- Zu lösende Aufgabe
Wie alt war Robin Ticciati laut dem Seitenauszug, als er sich entschloss, Dirigent zu werden?

- Seitenauszug
---*---

Der Brite Robin Ticciati freut sich auf Berlin: 2017 übernimmt er beim Deutschen Symphonie-Orchester das Chefdirigat

vonEcki Ramón Weber,

Ein Gentleman mit Herz, Haltung und viel Leidenschaft für die Musik: So wirkt Robin Ticciati. Im Gespräch kommt der Brite höflich, freundlich und jovial daher – kein Wunder, dass er jüngst bei seinem ersten großen öffentlichen Auftritt in Berlin selbst die alles andere als umgänglichen Hauptstadt-Medien für sich hat einnehmen können. Ein vielversprechendes Entrée für den künftigen Chef des Deutschen Symphonie-Orchesters (DSO): Ab der Saison 2017/18 wird er dann den Klangkörper für fünf Jahre leiten.

Ausgebildet an Klavier, Geige und Schlagzeug

Geboren 1983 in London, wo er bis heute lebt, begann Ticciati seine musikalische Ausbildung an Klavier und Geige, später kam das Schlagzeug dazu. Lehrreich waren sie allesamt: Das Klavier habe ihn harmonische Zusammenhänge und Stimmverläufe gelehrt, durch die Geige wisse er heute aus eigenem Erleben genau, was für Streicher möglich sei – und das Schlagzeug habe ihm neben Rhythmusgefühl eine „bestimmte topografische Perspektive“ gegeben. „Dies hat mir den Blick dafür geöffnet, was es heißt, ein Orchestermusiker zu sein“, blickt der groß gewachsene Lockenkopf zurück. „Ein Schlagzeuger, der bis zu seinem Einsatz 500 Takte Pause hat, ist eine andere Person als die zweite Violine, die jeden Takt spielt.“

„Der Natur nah zu sein, das bereichert mich“

An den Moment, als er sich dann entschloss, Dirigent zu werden, erinnert sich der Londoner bis heute genau: Er war 14 Jahre alt und probte die erste Sinfonie von Sibelius in den zweiten Geigen des National Youth Orchestra of Great Britain unter Sir Colin Davis – „und ich war völlig überwältigt von seiner Präsenz. Er spielte im Geiste praktisch jedes Instrument vom Dirigentenpult“, erzählt Ticciati. „Da dachte ich, das muss ich auch tun.“ Davis mit seinem Glauben an die Kraft der Musik wurde zu einem prägenden Mentor – desgleichen sein Landsmann Simon Rattle: Von ihm lernte der junge Mann mit den langen, schlanken Fingern das kritische Hinterfragen der Partituren.

---*---

- Einträge
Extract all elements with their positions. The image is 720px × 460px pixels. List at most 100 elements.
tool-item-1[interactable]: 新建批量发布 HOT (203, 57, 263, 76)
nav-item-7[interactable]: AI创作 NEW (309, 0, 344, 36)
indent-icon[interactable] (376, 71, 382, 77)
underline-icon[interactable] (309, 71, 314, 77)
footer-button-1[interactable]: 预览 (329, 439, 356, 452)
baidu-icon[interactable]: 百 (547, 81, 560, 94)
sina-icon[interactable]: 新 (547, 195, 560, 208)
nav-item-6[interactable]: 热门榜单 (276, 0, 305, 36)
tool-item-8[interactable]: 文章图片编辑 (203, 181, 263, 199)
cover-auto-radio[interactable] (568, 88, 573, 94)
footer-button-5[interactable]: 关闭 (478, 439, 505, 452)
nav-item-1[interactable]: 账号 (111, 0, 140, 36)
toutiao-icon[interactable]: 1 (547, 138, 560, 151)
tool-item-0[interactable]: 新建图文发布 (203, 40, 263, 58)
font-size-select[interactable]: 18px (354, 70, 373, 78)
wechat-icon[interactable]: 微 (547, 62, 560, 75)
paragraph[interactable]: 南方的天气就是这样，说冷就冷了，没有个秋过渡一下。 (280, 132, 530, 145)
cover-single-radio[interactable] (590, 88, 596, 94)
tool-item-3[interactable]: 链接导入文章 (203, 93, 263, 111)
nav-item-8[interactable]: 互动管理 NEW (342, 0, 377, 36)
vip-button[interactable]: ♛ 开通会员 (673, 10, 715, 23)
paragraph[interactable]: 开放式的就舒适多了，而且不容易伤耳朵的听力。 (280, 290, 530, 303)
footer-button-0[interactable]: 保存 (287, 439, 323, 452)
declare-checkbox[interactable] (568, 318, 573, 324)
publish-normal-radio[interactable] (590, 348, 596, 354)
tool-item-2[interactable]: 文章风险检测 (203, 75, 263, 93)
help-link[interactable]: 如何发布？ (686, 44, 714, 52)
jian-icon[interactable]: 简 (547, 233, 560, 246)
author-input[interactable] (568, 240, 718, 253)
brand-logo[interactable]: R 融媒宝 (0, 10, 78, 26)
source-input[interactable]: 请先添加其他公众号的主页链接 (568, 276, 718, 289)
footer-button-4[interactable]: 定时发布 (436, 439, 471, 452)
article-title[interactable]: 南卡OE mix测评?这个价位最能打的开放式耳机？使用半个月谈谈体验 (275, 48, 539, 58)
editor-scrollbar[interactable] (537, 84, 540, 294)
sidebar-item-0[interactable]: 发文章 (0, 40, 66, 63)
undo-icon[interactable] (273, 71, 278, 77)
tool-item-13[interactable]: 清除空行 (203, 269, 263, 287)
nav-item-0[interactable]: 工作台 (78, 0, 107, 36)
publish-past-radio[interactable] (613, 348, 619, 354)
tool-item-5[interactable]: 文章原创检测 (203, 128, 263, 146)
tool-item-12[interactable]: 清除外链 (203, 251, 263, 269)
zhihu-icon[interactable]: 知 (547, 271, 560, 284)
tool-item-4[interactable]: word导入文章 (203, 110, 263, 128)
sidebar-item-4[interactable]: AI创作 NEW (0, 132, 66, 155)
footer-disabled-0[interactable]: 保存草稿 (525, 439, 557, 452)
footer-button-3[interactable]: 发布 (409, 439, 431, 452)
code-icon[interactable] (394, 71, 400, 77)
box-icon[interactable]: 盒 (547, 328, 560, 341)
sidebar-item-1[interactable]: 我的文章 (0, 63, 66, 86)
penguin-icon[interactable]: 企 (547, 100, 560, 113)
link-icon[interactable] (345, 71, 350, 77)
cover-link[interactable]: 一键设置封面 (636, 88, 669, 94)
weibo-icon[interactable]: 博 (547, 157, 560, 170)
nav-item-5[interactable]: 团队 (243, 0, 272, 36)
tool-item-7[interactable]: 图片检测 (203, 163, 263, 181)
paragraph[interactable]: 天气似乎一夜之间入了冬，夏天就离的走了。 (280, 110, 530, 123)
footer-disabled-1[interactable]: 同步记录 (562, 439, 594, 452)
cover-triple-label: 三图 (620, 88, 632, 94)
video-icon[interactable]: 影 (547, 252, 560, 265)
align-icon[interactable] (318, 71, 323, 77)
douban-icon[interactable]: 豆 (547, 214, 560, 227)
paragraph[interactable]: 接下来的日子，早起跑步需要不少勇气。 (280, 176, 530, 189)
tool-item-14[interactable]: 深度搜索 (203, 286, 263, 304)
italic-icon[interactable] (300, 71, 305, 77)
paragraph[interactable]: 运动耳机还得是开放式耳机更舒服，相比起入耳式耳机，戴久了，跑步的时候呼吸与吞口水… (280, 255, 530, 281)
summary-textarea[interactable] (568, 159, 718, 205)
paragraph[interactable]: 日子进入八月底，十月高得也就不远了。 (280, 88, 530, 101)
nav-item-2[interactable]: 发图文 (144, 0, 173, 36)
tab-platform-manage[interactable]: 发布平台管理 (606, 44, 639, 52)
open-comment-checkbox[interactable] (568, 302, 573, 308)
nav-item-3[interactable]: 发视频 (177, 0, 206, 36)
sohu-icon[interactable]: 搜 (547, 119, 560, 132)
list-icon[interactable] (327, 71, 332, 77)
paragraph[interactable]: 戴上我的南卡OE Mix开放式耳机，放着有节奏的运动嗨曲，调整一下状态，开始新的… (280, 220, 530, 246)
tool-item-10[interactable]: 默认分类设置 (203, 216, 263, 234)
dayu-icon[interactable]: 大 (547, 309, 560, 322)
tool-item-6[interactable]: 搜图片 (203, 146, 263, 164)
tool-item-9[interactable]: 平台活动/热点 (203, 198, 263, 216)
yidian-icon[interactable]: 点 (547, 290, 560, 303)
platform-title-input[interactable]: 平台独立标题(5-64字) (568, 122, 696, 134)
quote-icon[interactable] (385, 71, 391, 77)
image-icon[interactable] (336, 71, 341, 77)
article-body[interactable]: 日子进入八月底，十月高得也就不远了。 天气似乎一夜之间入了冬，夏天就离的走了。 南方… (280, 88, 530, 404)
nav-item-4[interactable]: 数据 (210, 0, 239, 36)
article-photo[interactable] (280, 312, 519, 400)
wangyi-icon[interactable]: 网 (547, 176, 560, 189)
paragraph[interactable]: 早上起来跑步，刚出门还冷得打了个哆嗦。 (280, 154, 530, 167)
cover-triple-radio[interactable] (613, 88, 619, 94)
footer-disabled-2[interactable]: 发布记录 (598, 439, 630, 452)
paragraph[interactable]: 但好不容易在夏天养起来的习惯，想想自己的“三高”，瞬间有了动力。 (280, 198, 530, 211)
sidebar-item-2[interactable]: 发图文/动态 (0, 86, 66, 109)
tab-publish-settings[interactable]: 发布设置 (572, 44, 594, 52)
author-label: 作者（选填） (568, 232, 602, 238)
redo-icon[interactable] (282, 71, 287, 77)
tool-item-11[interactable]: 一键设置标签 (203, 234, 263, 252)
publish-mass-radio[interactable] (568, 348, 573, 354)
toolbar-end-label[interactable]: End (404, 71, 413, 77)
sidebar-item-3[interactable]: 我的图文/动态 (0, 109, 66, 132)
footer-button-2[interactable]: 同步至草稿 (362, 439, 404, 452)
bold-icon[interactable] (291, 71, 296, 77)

---*---

- Gelöste Aufgabe
Er war 14 Jahre alt.